*What is being asked*. Print the complete set of entries exactly.

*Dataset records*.
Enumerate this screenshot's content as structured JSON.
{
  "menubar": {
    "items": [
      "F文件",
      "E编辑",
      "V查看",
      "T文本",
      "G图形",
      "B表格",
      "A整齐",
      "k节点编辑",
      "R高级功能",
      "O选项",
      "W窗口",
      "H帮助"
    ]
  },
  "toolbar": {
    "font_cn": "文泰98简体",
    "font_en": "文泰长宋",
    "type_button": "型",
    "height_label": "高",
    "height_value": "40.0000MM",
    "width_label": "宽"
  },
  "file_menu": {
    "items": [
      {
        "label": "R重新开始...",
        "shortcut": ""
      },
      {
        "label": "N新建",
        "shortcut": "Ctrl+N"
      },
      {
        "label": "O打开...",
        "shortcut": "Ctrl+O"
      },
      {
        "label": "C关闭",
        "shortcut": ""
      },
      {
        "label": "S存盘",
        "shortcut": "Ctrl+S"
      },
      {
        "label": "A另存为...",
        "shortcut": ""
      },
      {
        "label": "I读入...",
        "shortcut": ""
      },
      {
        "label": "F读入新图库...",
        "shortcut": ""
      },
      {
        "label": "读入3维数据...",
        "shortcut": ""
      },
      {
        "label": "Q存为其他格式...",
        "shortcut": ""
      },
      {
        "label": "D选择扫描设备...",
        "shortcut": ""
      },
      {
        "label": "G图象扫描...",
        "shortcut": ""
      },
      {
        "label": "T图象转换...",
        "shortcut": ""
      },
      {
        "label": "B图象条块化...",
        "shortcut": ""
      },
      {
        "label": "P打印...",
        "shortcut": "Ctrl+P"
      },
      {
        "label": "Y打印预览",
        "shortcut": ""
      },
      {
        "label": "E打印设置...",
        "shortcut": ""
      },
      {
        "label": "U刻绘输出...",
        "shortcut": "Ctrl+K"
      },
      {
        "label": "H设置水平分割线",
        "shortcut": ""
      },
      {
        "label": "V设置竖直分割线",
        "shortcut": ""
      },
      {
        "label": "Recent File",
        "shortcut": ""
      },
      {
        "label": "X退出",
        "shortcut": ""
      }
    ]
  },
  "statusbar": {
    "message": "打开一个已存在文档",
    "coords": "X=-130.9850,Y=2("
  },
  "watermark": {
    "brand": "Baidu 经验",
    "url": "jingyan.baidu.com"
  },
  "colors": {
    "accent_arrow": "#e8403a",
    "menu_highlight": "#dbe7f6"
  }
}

*Solution to the problem*.
Enumerate this screenshot's content as structured JSON.
{
  "menubar": {
    "items": [
      "F文件",
      "E编辑",
      "V查看",
      "T文本",
      "G图形",
      "B表格",
      "A整齐",
      "k节点编辑",
      "R高级功能",
      "O选项",
      "W窗口",
      "H帮助"
    ]
  },
  "toolbar": {
    "font_cn": "文泰98简体",
    "font_en": "文泰长宋",
    "type_button": "型",
    "height_label": "高",
    "height_value": "40.0000MM",
    "width_label": "宽"
  },
  "file_menu": {
    "items": [
      {
        "label": "R重新开始...",
        "shortcut": ""
      },
      {
        "label": "N新建",
        "shortcut": "Ctrl+N"
      },
      {
        "label": "O打开...",
        "shortcut": "Ctrl+O"
      },
      {
        "label": "C关闭",
        "shortcut": ""
      },
      {
        "label": "S存盘",
        "shortcut": "Ctrl+S"
      },
      {
        "label": "A另存为...",
        "shortcut": ""
      },
      {
        "label": "I读入...",
        "shortcut": ""
      },
      {
        "label": "F读入新图库...",
        "shortcut": ""
      },
      {
        "label": "读入3维数据...",
        "shortcut": ""
      },
      {
        "label": "Q存为其他格式...",
        "shortcut": ""
      },
      {
        "label": "D选择扫描设备...",
        "shortcut": ""
      },
      {
        "label": "G图象扫描...",
        "shortcut": ""
      },
      {
        "label": "T图象转换...",
        "shortcut": ""
      },
      {
        "label": "B图象条块化...",
        "shortcut": ""
      },
      {
        "label": "P打印...",
        "shortcut": "Ctrl+P"
      },
      {
        "label": "Y打印预览",
        "shortcut": ""
      },
      {
        "label": "E打印设置...",
        "shortcut": ""
      },
      {
        "label": "U刻绘输出...",
        "shortcut": "Ctrl+K"
      },
      {
        "label": "H设置水平分割线",
        "shortcut": ""
      },
      {
        "label": "V设置竖直分割线",
        "shortcut": ""
      },
      {
        "label": "Recent File",
        "shortcut": ""
      },
      {
        "label": "X退出",
        "shortcut": ""
      }
    ]
  },
  "statusbar": {
    "message": "打开一个已存在文档",
    "coords": "X=-130.9850,Y=2("
  },
  "watermark": {
    "brand": "Baidu 经验",
    "url": "jingyan.baidu.com"
  },
  "colors": {
    "accent_arrow": "#e8403a",
    "menu_highlight": "#dbe7f6"
  }
}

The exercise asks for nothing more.